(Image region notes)
= = = = =
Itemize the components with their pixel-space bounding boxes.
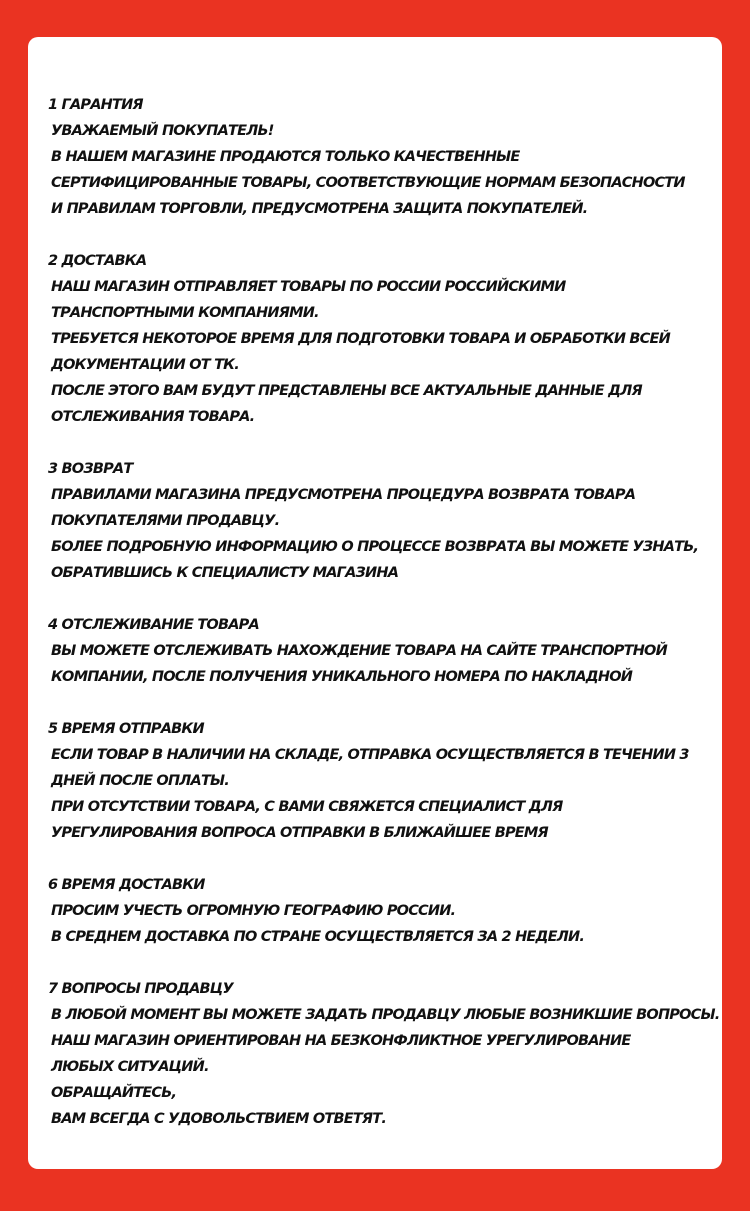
section-dispatch-time	[48, 716, 708, 846]
section-line: ЛЮБЫХ СИТУАЦИЙ.	[51, 1059, 209, 1075]
section-heading: 2 ДОСТАВКА	[48, 253, 147, 269]
section-line: УРЕГУЛИРОВАНИЯ ВОПРОСА ОТПРАВКИ В БЛИЖАЙШЕЕ ВРЕМЯ	[51, 825, 548, 841]
section-line: В НАШЕМ МАГАЗИНЕ ПРОДАЮТСЯ ТОЛЬКО КАЧЕСТВЕННЫЕ	[51, 149, 520, 165]
section-line: БОЛЕЕ ПОДРОБНУЮ ИНФОРМАЦИЮ О ПРОЦЕССЕ ВОЗВРАТА ВЫ МОЖЕТЕ УЗНАТЬ,	[51, 539, 699, 555]
section-line: ОБРАТИВШИСЬ К СПЕЦИАЛИСТУ МАГАЗИНА	[51, 565, 399, 581]
section-line: НАШ МАГАЗИН ОРИЕНТИРОВАН НА БЕЗКОНФЛИКТНОЕ УРЕГУЛИРОВАНИЕ	[51, 1033, 631, 1049]
section-line: ТРАНСПОРТНЫМИ КОМПАНИЯМИ.	[51, 305, 319, 321]
section-delivery	[48, 248, 708, 430]
section-guarantee	[48, 92, 708, 222]
section-line: НАШ МАГАЗИН ОТПРАВЛЯЕТ ТОВАРЫ ПО РОССИИ РОССИЙСКИМИ	[51, 279, 566, 295]
section-line: ПРОСИМ УЧЕСТЬ ОГРОМНУЮ ГЕОГРАФИЮ РОССИИ.	[51, 903, 456, 919]
section-heading: 3 ВОЗВРАТ	[48, 461, 133, 477]
section-line: И ПРАВИЛАМ ТОРГОВЛИ, ПРЕДУСМОТРЕНА ЗАЩИТА ПОКУПАТЕЛЕЙ.	[51, 201, 588, 217]
section-line: ПОКУПАТЕЛЯМИ ПРОДАВЦУ.	[51, 513, 280, 529]
section-line: ПОСЛЕ ЭТОГО ВАМ БУДУТ ПРЕДСТАВЛЕНЫ ВСЕ АКТУАЛЬНЫЕ ДАННЫЕ ДЛЯ	[51, 383, 642, 399]
section-tracking	[48, 612, 708, 690]
section-heading: 7 ВОПРОСЫ ПРОДАВЦУ	[48, 981, 233, 997]
info-content	[48, 92, 720, 1158]
section-line: СЕРТИФИЦИРОВАННЫЕ ТОВАРЫ, СООТВЕТСТВУЮЩИЕ НОРМАМ БЕЗОПАСНОСТИ	[51, 175, 685, 191]
section-line: ТРЕБУЕТСЯ НЕКОТОРОЕ ВРЕМЯ ДЛЯ ПОДГОТОВКИ ТОВАРА И ОБРАБОТКИ ВСЕЙ	[51, 331, 670, 347]
section-line: ДНЕЙ ПОСЛЕ ОПЛАТЫ.	[51, 773, 229, 789]
section-heading: 4 ОТСЛЕЖИВАНИЕ ТОВАРА	[48, 617, 259, 633]
section-line: ПРИ ОТСУТСТВИИ ТОВАРА, С ВАМИ СВЯЖЕТСЯ СПЕЦИАЛИСТ ДЛЯ	[51, 799, 563, 815]
section-line: УВАЖАЕМЫЙ ПОКУПАТЕЛЬ!	[51, 123, 274, 139]
section-line: КОМПАНИИ, ПОСЛЕ ПОЛУЧЕНИЯ УНИКАЛЬНОГО НОМЕРА ПО НАКЛАДНОЙ	[51, 669, 633, 685]
section-line: ОТСЛЕЖИВАНИЯ ТОВАРА.	[51, 409, 255, 425]
section-return	[48, 456, 708, 586]
section-line: ВАМ ВСЕГДА С УДОВОЛЬСТВИЕМ ОТВЕТЯТ.	[51, 1111, 387, 1127]
section-heading: 1 ГАРАНТИЯ	[48, 97, 143, 113]
section-delivery-time	[48, 872, 708, 950]
section-line: В СРЕДНЕМ ДОСТАВКА ПО СТРАНЕ ОСУЩЕСТВЛЯЕТСЯ ЗА 2 НЕДЕЛИ.	[51, 929, 585, 945]
section-line: ДОКУМЕНТАЦИИ ОТ ТК.	[51, 357, 239, 373]
section-line: ЕСЛИ ТОВАР В НАЛИЧИИ НА СКЛАДЕ, ОТПРАВКА ОСУЩЕСТВЛЯЕТСЯ В ТЕЧЕНИИ 3	[51, 747, 689, 763]
section-heading: 6 ВРЕМЯ ДОСТАВКИ	[48, 877, 205, 893]
section-line: ОБРАЩАЙТЕСЬ,	[51, 1085, 177, 1101]
section-line: ПРАВИЛАМИ МАГАЗИНА ПРЕДУСМОТРЕНА ПРОЦЕДУРА ВОЗВРАТА ТОВАРА	[51, 487, 636, 503]
section-heading: 5 ВРЕМЯ ОТПРАВКИ	[48, 721, 204, 737]
section-seller-questions	[48, 976, 720, 1132]
section-line: В ЛЮБОЙ МОМЕНТ ВЫ МОЖЕТЕ ЗАДАТЬ ПРОДАВЦУ ЛЮБЫЕ ВОЗНИКШИЕ ВОПРОСЫ.	[51, 1007, 720, 1023]
section-line: ВЫ МОЖЕТЕ ОТСЛЕЖИВАТЬ НАХОЖДЕНИЕ ТОВАРА НА САЙТЕ ТРАНСПОРТНОЙ	[51, 643, 667, 659]
info-card	[28, 37, 722, 1169]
= = = = =
Turn every line of the data above into a numbered list, skipping blank lines and leaving out the pictures.

**EXERCISE OUTPUT:**
1. Itemize the components with their pixel-space bounding boxes.
2. section-dispatch-time	[48, 716, 708, 846]
3. section-line: ЛЮБЫХ СИТУАЦИЙ.	[51, 1059, 209, 1075]
4. section-heading: 2 ДОСТАВКА	[48, 253, 147, 269]
5. section-line: УРЕГУЛИРОВАНИЯ ВОПРОСА ОТПРАВКИ В БЛИЖАЙШЕЕ ВРЕМЯ	[51, 825, 548, 841]
6. section-line: В НАШЕМ МАГАЗИНЕ ПРОДАЮТСЯ ТОЛЬКО КАЧЕСТВЕННЫЕ	[51, 149, 520, 165]
7. section-line: БОЛЕЕ ПОДРОБНУЮ ИНФОРМАЦИЮ О ПРОЦЕССЕ ВОЗВРАТА ВЫ МОЖЕТЕ УЗНАТЬ,	[51, 539, 699, 555]
8. section-line: ОБРАТИВШИСЬ К СПЕЦИАЛИСТУ МАГАЗИНА	[51, 565, 399, 581]
9. section-line: НАШ МАГАЗИН ОРИЕНТИРОВАН НА БЕЗКОНФЛИКТНОЕ УРЕГУЛИРОВАНИЕ	[51, 1033, 631, 1049]
10. section-line: ТРАНСПОРТНЫМИ КОМПАНИЯМИ.	[51, 305, 319, 321]
11. section-delivery	[48, 248, 708, 430]
12. section-guarantee	[48, 92, 708, 222]
13. section-line: НАШ МАГАЗИН ОТПРАВЛЯЕТ ТОВАРЫ ПО РОССИИ РОССИЙСКИМИ	[51, 279, 566, 295]
14. section-line: ПРОСИМ УЧЕСТЬ ОГРОМНУЮ ГЕОГРАФИЮ РОССИИ.	[51, 903, 456, 919]
15. section-heading: 3 ВОЗВРАТ	[48, 461, 133, 477]
16. section-line: И ПРАВИЛАМ ТОРГОВЛИ, ПРЕДУСМОТРЕНА ЗАЩИТА ПОКУПАТЕЛЕЙ.	[51, 201, 588, 217]
17. section-line: ПОКУПАТЕЛЯМИ ПРОДАВЦУ.	[51, 513, 280, 529]
18. section-line: ПОСЛЕ ЭТОГО ВАМ БУДУТ ПРЕДСТАВЛЕНЫ ВСЕ АКТУАЛЬНЫЕ ДАННЫЕ ДЛЯ	[51, 383, 642, 399]
19. section-tracking	[48, 612, 708, 690]
20. section-heading: 7 ВОПРОСЫ ПРОДАВЦУ	[48, 981, 233, 997]
21. info-content	[48, 92, 720, 1158]
22. section-line: СЕРТИФИЦИРОВАННЫЕ ТОВАРЫ, СООТВЕТСТВУЮЩИЕ НОРМАМ БЕЗОПАСНОСТИ	[51, 175, 685, 191]
23. section-line: ТРЕБУЕТСЯ НЕКОТОРОЕ ВРЕМЯ ДЛЯ ПОДГОТОВКИ ТОВАРА И ОБРАБОТКИ ВСЕЙ	[51, 331, 670, 347]
24. section-line: ДНЕЙ ПОСЛЕ ОПЛАТЫ.	[51, 773, 229, 789]
25. section-heading: 4 ОТСЛЕЖИВАНИЕ ТОВАРА	[48, 617, 259, 633]
26. section-line: ПРИ ОТСУТСТВИИ ТОВАРА, С ВАМИ СВЯЖЕТСЯ СПЕЦИАЛИСТ ДЛЯ	[51, 799, 563, 815]
27. section-line: УВАЖАЕМЫЙ ПОКУПАТЕЛЬ!	[51, 123, 274, 139]
28. section-line: КОМПАНИИ, ПОСЛЕ ПОЛУЧЕНИЯ УНИКАЛЬНОГО НОМЕРА ПО НАКЛАДНОЙ	[51, 669, 633, 685]
29. section-line: ОТСЛЕЖИВАНИЯ ТОВАРА.	[51, 409, 255, 425]
30. section-return	[48, 456, 708, 586]
31. section-line: ВАМ ВСЕГДА С УДОВОЛЬСТВИЕМ ОТВЕТЯТ.	[51, 1111, 387, 1127]
32. section-heading: 1 ГАРАНТИЯ	[48, 97, 143, 113]
33. section-delivery-time	[48, 872, 708, 950]
34. section-line: В СРЕДНЕМ ДОСТАВКА ПО СТРАНЕ ОСУЩЕСТВЛЯЕТСЯ ЗА 2 НЕДЕЛИ.	[51, 929, 585, 945]
35. section-line: ДОКУМЕНТАЦИИ ОТ ТК.	[51, 357, 239, 373]
36. section-line: ЕСЛИ ТОВАР В НАЛИЧИИ НА СКЛАДЕ, ОТПРАВКА ОСУЩЕСТВЛЯЕТСЯ В ТЕЧЕНИИ 3	[51, 747, 689, 763]
37. section-heading: 6 ВРЕМЯ ДОСТАВКИ	[48, 877, 205, 893]
38. section-line: ОБРАЩАЙТЕСЬ,	[51, 1085, 177, 1101]
39. section-line: ПРАВИЛАМИ МАГАЗИНА ПРЕДУСМОТРЕНА ПРОЦЕДУРА ВОЗВРАТА ТОВАРА	[51, 487, 636, 503]
40. section-heading: 5 ВРЕМЯ ОТПРАВКИ	[48, 721, 204, 737]
41. section-seller-questions	[48, 976, 720, 1132]
42. section-line: В ЛЮБОЙ МОМЕНТ ВЫ МОЖЕТЕ ЗАДАТЬ ПРОДАВЦУ ЛЮБЫЕ ВОЗНИКШИЕ ВОПРОСЫ.	[51, 1007, 720, 1023]
43. section-line: ВЫ МОЖЕТЕ ОТСЛЕЖИВАТЬ НАХОЖДЕНИЕ ТОВАРА НА САЙТЕ ТРАНСПОРТНОЙ	[51, 643, 667, 659]
44. info-card	[28, 37, 722, 1169]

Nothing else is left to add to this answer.